Le Docteur Christine Cordiolani a rappelé les missions des médecins de l’Éducation nationale quant à la protection de l’enfance. Médecin de l’éducation nationale, conseiller technique du recteur de Versailles, notre consœur a mis en évidence les aspects juridiques de ces missions. La protection de l’enfance est de la responsabilité de tous les acteurs de l’école. Le constat de lésions ou de retentissement psychique et l’élaboration de certificat est une responsabilité importante du médecin de l’Éducation nationale. Il n’y a pas de poursuite juridique recensée par le Conseil National de l’Ordre des Médecins (CNOM) en direction des médecins de l’éducation nationale dans le cadre de cette activité. Il semble au contraire que les poursuites juridiques à l’encontre des médecins, en général, soient du fait d’un défaut de signalement des violences faites aux enfants. Acteurs au sein de la communauté éducative, la concertation avec les membres de l’équipe éducative est nécessaire, mais le médecin reste libre de signaler toute situation qu’il juge critique pour un enfant, alors même qu’une évaluation de la situation est en cours.
Le Docteur Ghada-Hatem, gynécologue-obstétricienne, ayant créé la Maison des Femmes en Seine Saint Denis, a elle aussi passionné l’auditoire en exposant le contexte, l’histoire des mutilations sexuelles encore persistantes dans certains pays. Elle nous a exposé son travail et celui de son équipe pour la prévention de ces mutilations, la prise en charge de celles-ci, la reconstruction physique et psychique de ces femmes mutilées. Elle nous a donné les éléments permettant de repérer les enfants à risque de mutilations et les clés d’une prévention portée par les familles elles-mêmes, quand elles sont conscientes de l’impact des mutilations.
Madame Nadège Séverac, sociologue, chercheuse, a permis par ses travaux la prise en compte des violences conjugales dans le plan de lutte interministériel contre les violences faites aux enfants. Les violences conjugales ont des répercussions psychiques mais également organiques chez les enfants. Ces violences, insuffisamment prises en compte auparavant, sont désormais repérées comme une véritable violence faite aux enfants. Plus de 80% des femmes violentées appelant le 3919 ont des enfants.

══════

TÂCHE À RÉALISER 1>
Relevez chaque intervenante nommée dans le compte rendu sur la protection de l'enfance, avec la fonction que le texte lui attribue.
TÂCHE À RÉALISER 2>
Rédigez la suite du compte rendu sur la protection de l'enfance, à partir de sa dernière phrase.

Données de reconnaissance de la structure des documents>

══════

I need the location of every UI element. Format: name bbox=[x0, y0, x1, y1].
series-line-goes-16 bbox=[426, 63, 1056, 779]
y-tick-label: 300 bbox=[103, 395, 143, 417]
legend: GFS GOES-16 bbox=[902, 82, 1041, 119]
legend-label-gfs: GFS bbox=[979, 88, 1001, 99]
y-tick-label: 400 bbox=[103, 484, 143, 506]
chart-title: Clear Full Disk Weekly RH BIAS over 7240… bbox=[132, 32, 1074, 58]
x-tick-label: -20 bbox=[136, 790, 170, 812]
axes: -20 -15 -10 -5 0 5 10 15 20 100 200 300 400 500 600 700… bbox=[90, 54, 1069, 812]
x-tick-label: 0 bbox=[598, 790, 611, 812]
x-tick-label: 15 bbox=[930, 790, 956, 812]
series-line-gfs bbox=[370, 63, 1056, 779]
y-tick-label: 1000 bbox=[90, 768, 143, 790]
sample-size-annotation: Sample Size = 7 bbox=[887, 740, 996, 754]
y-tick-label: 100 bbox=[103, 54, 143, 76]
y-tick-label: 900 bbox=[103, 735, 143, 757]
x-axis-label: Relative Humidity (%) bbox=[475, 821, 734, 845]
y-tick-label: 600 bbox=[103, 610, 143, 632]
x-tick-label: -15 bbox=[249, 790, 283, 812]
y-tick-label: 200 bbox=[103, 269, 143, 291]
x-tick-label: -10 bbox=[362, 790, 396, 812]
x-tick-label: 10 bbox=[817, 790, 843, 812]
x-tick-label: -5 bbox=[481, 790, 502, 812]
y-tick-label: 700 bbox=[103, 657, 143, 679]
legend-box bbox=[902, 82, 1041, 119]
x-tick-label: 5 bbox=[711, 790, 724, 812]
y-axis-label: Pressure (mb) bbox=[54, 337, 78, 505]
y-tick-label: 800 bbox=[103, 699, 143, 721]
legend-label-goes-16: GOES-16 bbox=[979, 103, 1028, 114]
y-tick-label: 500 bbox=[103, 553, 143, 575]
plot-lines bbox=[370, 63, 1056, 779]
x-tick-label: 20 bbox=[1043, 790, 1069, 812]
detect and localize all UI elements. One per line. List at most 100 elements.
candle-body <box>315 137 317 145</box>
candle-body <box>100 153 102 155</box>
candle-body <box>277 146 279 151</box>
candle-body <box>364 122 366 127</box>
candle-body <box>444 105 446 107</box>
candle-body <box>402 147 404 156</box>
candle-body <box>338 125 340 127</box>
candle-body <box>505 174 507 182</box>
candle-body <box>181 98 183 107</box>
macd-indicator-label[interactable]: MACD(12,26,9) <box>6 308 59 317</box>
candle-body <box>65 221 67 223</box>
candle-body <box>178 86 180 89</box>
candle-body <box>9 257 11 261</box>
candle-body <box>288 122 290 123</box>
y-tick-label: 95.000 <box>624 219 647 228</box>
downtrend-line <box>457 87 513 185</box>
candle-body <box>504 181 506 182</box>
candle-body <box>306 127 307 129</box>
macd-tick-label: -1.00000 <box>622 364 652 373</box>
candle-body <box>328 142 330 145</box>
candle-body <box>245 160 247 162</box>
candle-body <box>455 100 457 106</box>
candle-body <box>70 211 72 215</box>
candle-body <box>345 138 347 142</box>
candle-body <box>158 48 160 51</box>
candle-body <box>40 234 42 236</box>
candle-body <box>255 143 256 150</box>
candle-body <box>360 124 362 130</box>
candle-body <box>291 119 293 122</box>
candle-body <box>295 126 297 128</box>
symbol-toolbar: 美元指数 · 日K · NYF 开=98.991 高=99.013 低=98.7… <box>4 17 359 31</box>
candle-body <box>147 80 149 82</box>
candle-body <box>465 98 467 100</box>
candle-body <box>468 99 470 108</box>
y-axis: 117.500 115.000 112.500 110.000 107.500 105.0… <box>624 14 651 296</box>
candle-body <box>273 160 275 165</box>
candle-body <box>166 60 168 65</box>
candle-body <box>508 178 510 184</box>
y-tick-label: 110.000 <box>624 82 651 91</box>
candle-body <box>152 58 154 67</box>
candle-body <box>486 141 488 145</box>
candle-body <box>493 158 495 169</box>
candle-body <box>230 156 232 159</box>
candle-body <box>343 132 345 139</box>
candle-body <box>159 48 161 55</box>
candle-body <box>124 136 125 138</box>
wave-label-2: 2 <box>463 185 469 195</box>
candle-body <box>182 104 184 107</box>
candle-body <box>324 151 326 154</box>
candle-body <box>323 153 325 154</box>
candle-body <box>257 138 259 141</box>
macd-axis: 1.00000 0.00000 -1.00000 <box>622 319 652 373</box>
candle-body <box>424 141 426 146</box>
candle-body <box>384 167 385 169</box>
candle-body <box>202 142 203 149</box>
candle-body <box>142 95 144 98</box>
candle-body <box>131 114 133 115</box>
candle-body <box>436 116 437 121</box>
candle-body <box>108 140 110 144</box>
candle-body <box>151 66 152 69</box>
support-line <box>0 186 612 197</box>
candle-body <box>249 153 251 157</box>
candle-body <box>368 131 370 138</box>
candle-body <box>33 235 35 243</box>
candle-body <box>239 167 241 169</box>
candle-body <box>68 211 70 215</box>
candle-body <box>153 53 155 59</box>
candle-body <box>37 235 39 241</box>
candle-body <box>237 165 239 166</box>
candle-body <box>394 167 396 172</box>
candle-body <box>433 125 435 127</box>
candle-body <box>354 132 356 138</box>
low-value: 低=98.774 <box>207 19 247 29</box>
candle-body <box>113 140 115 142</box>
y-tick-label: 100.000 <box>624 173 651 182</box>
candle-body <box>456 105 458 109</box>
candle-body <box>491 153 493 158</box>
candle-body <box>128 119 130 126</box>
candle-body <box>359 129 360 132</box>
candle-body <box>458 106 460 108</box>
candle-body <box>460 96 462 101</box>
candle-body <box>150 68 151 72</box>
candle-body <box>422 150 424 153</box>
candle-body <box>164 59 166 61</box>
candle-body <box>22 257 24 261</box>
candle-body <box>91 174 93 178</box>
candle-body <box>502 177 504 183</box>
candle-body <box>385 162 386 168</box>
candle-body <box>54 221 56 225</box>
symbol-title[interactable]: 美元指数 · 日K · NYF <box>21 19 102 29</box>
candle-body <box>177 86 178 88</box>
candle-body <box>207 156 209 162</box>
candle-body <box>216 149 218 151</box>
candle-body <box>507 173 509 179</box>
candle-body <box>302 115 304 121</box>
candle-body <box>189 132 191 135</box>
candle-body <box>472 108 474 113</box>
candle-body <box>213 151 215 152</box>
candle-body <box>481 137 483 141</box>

══════

RÉSULTAT ATTENDU 1>
- Christine Cordiolani : médecin de l'Éducation nationale, conseiller technique du recteur de Versailles
- Ghada-Hatem : gynécologue-obstétricienne
- Nadège Séverac : sociologue, chercheuse

RÉSULTAT ATTENDU 2>
Le Professeur Irène François, médecin légiste et psychiatre, en charge de la Cellule d’Urgence Médico-Psychologique (CUMP) de Dijon, nous a exposé les règles de rédaction des certificats pour constat de violences physiques. Elle a traité de la difficulté à rédiger un certificat médical pour les violences psychiques. L’apport de son exposé pour la pratique quotidienne a été considéré comme essentiel par les médecins ayant assisté au colloque.
Le colloque s’est terminé par l’exposé fait par Madame Miclon-Hautbois, responsable de la section de protection de l’enfance au ministère de la santé, du plan de lutte interministériel contre les violences faites aux enfants. La France apparaît en retard dans la prise en compte des violences faites aux enfants. Ce plan est une première réponse en direction d’une meilleure prise en compte de ces violences et les prochains résultats des travaux engagés permettront de consolider les nouvelles orientations prises dans ce domaine.
Catherine Nave-Bekhti, secrétaire générale du Sgen-CFDT, invitée au colloque, a finalement salué la qualité de l’événement et l’honneur d’accueillir dans l’auditorium de la CFDT cette formation médicale qui a rassemblé autant de professionnels. Elle a souligné l’importance donnée par cet événement à la protection des élèves, protection portée par tous les professionnels de l’éducation nationale.